Duplicate every line of the entries below without any changes, leaving out the pictures.

(A series of entries)
***
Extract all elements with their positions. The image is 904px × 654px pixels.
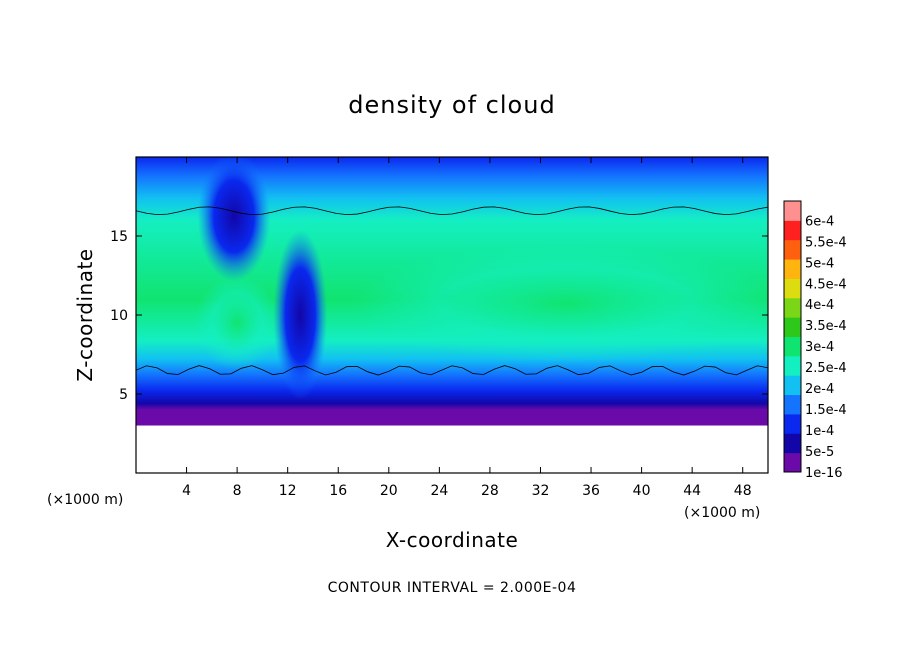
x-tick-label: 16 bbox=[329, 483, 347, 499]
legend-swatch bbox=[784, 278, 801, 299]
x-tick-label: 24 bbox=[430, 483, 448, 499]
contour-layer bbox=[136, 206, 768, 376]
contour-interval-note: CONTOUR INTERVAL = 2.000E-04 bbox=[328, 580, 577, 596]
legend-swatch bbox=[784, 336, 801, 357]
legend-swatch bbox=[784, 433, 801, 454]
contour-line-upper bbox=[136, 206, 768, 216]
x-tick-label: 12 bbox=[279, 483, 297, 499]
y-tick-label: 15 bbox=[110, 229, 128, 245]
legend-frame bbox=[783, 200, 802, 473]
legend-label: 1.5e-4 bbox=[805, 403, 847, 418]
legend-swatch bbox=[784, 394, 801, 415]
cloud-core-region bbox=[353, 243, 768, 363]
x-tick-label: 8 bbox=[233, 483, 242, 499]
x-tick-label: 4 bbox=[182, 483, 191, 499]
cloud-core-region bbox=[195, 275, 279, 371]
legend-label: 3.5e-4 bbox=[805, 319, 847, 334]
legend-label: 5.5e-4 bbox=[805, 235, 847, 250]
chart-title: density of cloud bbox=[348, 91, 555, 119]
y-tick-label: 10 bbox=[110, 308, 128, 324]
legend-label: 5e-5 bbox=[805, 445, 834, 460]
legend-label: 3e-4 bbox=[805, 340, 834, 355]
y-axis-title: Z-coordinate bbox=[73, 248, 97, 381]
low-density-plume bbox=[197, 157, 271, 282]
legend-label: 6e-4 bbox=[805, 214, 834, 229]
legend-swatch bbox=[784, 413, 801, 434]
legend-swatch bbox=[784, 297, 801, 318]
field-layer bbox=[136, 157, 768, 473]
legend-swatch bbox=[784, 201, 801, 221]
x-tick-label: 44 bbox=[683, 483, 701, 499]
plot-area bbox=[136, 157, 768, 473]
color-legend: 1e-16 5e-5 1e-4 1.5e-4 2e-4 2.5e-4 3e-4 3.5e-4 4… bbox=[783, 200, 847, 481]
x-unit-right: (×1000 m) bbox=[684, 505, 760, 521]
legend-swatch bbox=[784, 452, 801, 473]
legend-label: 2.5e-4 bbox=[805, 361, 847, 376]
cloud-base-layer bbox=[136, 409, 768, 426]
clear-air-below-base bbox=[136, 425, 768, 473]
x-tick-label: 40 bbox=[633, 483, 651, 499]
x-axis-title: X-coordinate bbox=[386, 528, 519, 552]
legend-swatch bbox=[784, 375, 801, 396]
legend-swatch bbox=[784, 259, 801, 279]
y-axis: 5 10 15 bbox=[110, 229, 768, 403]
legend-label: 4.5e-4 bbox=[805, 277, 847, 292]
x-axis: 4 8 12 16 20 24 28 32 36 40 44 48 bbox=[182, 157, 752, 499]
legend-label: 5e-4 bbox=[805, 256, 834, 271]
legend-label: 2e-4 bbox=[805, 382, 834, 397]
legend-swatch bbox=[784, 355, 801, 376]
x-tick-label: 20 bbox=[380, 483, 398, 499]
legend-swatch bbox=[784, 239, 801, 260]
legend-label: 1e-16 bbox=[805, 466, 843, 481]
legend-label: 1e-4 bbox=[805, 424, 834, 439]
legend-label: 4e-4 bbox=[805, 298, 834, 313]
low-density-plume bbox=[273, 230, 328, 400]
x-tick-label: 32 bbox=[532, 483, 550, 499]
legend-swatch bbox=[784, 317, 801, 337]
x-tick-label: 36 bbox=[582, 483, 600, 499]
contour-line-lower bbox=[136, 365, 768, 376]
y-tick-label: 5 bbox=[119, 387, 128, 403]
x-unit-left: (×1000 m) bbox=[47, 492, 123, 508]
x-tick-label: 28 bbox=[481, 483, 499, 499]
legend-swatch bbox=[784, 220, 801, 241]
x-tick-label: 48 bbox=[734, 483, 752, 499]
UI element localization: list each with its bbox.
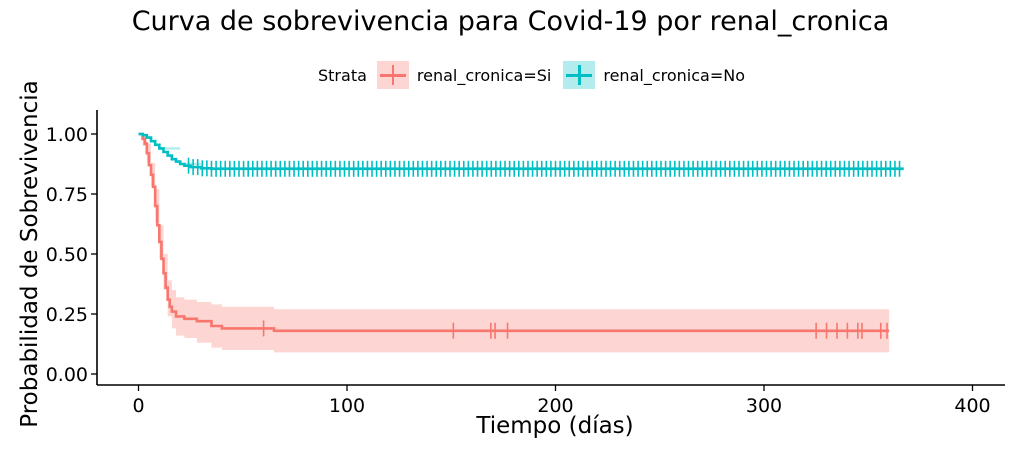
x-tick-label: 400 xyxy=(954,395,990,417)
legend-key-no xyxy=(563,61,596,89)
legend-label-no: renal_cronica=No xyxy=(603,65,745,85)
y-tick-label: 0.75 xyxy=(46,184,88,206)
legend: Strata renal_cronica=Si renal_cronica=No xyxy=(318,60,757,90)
***
* Response to this exercise
Extract all elements with their positions. The image is 904px × 654px pixels.
x-tick-label: 16 bbox=[329, 483, 347, 499]
legend-swatch bbox=[784, 278, 801, 299]
x-tick-label: 24 bbox=[430, 483, 448, 499]
contour-layer bbox=[136, 206, 768, 376]
contour-interval-note: CONTOUR INTERVAL = 2.000E-04 bbox=[328, 580, 577, 596]
legend-swatch bbox=[784, 336, 801, 357]
legend-swatch bbox=[784, 433, 801, 454]
contour-line-upper bbox=[136, 206, 768, 216]
x-tick-label: 12 bbox=[279, 483, 297, 499]
y-tick-label: 15 bbox=[110, 229, 128, 245]
legend-frame bbox=[783, 200, 802, 473]
legend-label: 1.5e-4 bbox=[805, 403, 847, 418]
legend-swatch bbox=[784, 394, 801, 415]
cloud-core-region bbox=[353, 243, 768, 363]
x-tick-label: 8 bbox=[233, 483, 242, 499]
x-tick-label: 4 bbox=[182, 483, 191, 499]
cloud-core-region bbox=[195, 275, 279, 371]
legend-label: 3.5e-4 bbox=[805, 319, 847, 334]
legend-label: 5.5e-4 bbox=[805, 235, 847, 250]
chart-title: density of cloud bbox=[348, 91, 555, 119]
y-tick-label: 10 bbox=[110, 308, 128, 324]
legend-label: 5e-5 bbox=[805, 445, 834, 460]
legend-label: 3e-4 bbox=[805, 340, 834, 355]
y-axis-title: Z-coordinate bbox=[73, 248, 97, 381]
low-density-plume bbox=[197, 157, 271, 282]
legend-label: 6e-4 bbox=[805, 214, 834, 229]
legend-swatch bbox=[784, 413, 801, 434]
legend-swatch bbox=[784, 297, 801, 318]
field-layer bbox=[136, 157, 768, 473]
legend-swatch bbox=[784, 201, 801, 221]
x-tick-label: 44 bbox=[683, 483, 701, 499]
plot-area bbox=[136, 157, 768, 473]
color-legend: 1e-16 5e-5 1e-4 1.5e-4 2e-4 2.5e-4 3e-4 3.5e-4 4… bbox=[783, 200, 847, 481]
x-unit-right: (×1000 m) bbox=[684, 505, 760, 521]
legend-swatch bbox=[784, 452, 801, 473]
legend-label: 2.5e-4 bbox=[805, 361, 847, 376]
cloud-base-layer bbox=[136, 409, 768, 426]
clear-air-below-base bbox=[136, 425, 768, 473]
x-tick-label: 40 bbox=[633, 483, 651, 499]
x-axis-title: X-coordinate bbox=[386, 528, 519, 552]
legend-swatch bbox=[784, 375, 801, 396]
legend-swatch bbox=[784, 259, 801, 279]
y-axis: 5 10 15 bbox=[110, 229, 768, 403]
legend-label: 4.5e-4 bbox=[805, 277, 847, 292]
x-axis: 4 8 12 16 20 24 28 32 36 40 44 48 bbox=[182, 157, 752, 499]
legend-label: 5e-4 bbox=[805, 256, 834, 271]
legend-label: 2e-4 bbox=[805, 382, 834, 397]
legend-swatch bbox=[784, 355, 801, 376]
x-tick-label: 20 bbox=[380, 483, 398, 499]
legend-swatch bbox=[784, 239, 801, 260]
legend-label: 1e-16 bbox=[805, 466, 843, 481]
legend-label: 1e-4 bbox=[805, 424, 834, 439]
legend-label: 4e-4 bbox=[805, 298, 834, 313]
low-density-plume bbox=[273, 230, 328, 400]
x-tick-label: 32 bbox=[532, 483, 550, 499]
legend-swatch bbox=[784, 317, 801, 337]
x-tick-label: 36 bbox=[582, 483, 600, 499]
contour-line-lower bbox=[136, 365, 768, 376]
y-tick-label: 5 bbox=[119, 387, 128, 403]
x-unit-left: (×1000 m) bbox=[47, 492, 123, 508]
x-tick-label: 28 bbox=[481, 483, 499, 499]
legend-swatch bbox=[784, 220, 801, 241]
x-tick-label: 48 bbox=[734, 483, 752, 499]
UI element localization: list each with its bbox.
x-tick-label: 400 xyxy=(954,395,990,417)
legend-key-no xyxy=(563,61,596,89)
legend-label-no: renal_cronica=No xyxy=(603,65,745,85)
y-tick-label: 0.75 xyxy=(46,184,88,206)
legend: Strata renal_cronica=Si renal_cronica=No xyxy=(318,60,757,90)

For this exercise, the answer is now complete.